Work task ->
Every line below containing the word "title" should be found and copied.

Record set ->
◆ ◆ ◆ ◆ ◆ ◆ ◆

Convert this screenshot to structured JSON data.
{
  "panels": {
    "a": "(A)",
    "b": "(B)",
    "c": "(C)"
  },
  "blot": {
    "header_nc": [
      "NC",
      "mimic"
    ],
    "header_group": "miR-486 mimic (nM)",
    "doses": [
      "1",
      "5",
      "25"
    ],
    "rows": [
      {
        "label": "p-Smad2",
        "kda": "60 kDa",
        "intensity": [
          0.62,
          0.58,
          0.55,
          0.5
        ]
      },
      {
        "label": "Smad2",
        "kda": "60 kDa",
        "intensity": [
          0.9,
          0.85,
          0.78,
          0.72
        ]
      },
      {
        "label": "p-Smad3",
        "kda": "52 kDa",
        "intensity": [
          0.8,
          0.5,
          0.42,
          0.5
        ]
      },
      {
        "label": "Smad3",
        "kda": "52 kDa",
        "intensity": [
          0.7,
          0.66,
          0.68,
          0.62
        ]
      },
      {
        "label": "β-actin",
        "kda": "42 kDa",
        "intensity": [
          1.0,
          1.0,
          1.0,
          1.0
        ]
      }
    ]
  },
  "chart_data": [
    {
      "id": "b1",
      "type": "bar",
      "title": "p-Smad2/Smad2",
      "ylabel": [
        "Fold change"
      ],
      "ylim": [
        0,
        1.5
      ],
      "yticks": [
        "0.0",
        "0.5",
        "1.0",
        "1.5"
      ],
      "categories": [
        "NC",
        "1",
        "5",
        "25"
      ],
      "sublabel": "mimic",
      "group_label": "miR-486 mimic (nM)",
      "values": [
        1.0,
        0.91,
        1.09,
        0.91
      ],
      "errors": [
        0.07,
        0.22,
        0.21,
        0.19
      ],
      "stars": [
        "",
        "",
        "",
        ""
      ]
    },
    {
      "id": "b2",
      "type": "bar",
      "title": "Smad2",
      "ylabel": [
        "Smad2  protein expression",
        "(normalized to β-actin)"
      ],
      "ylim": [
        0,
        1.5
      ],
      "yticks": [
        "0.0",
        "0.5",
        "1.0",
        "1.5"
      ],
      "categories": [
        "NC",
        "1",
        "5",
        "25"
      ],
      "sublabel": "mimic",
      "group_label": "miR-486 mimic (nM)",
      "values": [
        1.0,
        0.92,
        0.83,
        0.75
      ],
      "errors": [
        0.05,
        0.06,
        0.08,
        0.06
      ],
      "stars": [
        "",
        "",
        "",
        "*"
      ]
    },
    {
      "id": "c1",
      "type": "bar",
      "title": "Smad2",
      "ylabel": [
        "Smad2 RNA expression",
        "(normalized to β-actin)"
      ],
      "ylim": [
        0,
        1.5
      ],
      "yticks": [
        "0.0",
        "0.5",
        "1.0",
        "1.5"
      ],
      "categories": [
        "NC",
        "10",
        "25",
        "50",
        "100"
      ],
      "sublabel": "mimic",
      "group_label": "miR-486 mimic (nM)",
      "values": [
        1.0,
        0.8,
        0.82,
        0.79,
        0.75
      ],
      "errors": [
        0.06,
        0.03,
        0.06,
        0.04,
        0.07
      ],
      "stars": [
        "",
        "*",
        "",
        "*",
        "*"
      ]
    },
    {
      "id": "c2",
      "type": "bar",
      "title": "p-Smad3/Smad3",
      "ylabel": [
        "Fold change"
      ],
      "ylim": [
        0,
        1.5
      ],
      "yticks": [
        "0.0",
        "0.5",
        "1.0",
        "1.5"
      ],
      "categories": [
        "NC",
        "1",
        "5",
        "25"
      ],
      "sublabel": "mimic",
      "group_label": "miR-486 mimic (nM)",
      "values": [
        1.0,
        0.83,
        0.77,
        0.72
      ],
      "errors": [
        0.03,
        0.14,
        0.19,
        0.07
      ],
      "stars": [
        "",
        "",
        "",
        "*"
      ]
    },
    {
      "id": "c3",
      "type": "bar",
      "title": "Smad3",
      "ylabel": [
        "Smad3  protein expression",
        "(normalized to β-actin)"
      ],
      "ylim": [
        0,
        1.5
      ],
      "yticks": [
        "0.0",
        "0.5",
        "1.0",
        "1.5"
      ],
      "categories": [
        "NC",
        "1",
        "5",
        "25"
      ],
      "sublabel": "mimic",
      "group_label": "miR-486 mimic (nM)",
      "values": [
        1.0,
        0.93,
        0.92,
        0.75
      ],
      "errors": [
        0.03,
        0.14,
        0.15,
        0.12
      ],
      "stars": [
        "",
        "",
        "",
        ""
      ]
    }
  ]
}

◆ ◆ ◆ ◆ ◆ ◆ ◆

Exercise solution ->
      "title": "p-Smad2/Smad2",
      "title": "Smad2",
      "title": "Smad2",
      "title": "p-Smad3/Smad3",
      "title": "Smad3",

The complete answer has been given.